Count the lines below that contain the string "nhân", treating case as significant, and give only the number.

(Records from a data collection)
## begin

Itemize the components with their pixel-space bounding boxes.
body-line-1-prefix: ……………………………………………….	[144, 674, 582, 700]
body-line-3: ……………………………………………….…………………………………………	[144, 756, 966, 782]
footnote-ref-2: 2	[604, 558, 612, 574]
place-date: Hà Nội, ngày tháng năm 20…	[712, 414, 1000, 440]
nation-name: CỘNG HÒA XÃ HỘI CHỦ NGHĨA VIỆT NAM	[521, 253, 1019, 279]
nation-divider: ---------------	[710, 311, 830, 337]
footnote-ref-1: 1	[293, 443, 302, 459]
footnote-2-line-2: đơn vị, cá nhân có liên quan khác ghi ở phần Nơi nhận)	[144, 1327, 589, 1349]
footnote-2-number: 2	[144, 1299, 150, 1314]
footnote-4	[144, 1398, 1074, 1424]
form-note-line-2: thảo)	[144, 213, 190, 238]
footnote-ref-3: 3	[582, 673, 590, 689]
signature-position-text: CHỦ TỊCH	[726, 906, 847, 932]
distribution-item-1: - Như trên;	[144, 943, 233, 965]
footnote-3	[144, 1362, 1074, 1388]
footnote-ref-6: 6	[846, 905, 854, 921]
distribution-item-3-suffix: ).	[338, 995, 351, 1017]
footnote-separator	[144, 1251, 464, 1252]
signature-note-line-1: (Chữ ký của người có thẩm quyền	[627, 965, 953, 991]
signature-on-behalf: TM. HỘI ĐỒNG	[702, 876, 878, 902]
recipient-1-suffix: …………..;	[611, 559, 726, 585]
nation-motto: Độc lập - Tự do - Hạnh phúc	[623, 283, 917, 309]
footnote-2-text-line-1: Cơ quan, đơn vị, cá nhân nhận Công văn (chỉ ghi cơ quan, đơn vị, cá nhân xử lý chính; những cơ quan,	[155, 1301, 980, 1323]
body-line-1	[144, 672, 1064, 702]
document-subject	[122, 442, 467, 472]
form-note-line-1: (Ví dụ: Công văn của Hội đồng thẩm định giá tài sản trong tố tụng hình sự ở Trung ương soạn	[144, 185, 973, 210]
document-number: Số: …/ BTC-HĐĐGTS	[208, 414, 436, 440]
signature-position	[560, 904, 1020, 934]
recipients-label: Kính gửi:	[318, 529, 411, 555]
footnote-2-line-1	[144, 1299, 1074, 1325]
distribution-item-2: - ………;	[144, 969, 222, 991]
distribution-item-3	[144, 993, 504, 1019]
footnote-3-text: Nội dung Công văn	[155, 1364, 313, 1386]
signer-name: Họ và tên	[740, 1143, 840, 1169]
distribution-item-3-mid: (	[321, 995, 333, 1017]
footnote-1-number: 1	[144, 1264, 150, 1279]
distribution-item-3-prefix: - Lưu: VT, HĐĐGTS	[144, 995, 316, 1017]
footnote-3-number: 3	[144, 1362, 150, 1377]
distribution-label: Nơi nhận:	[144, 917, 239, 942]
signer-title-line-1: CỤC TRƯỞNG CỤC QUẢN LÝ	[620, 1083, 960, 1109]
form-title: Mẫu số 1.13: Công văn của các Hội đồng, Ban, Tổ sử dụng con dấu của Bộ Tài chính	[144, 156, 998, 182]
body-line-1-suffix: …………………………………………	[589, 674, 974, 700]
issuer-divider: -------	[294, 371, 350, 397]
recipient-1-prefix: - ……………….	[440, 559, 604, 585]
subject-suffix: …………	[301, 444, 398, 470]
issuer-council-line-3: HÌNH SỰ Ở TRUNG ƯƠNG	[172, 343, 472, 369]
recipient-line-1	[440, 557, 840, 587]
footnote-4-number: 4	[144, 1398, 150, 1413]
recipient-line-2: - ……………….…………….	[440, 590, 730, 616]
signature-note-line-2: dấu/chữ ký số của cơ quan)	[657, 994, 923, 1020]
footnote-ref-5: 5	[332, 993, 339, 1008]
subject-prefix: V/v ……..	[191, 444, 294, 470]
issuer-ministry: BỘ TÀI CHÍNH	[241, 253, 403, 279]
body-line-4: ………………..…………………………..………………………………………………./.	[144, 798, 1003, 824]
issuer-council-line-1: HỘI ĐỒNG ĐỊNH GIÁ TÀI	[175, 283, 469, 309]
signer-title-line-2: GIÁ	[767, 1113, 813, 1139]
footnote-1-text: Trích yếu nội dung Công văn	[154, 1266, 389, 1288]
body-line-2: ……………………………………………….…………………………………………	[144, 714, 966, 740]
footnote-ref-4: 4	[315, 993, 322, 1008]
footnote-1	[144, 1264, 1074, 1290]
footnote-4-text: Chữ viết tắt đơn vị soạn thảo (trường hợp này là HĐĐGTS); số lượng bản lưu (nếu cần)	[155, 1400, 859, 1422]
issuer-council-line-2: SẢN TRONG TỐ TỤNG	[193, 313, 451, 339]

## end

▶ [OUTPUT FOR THIS EXERCISE] 2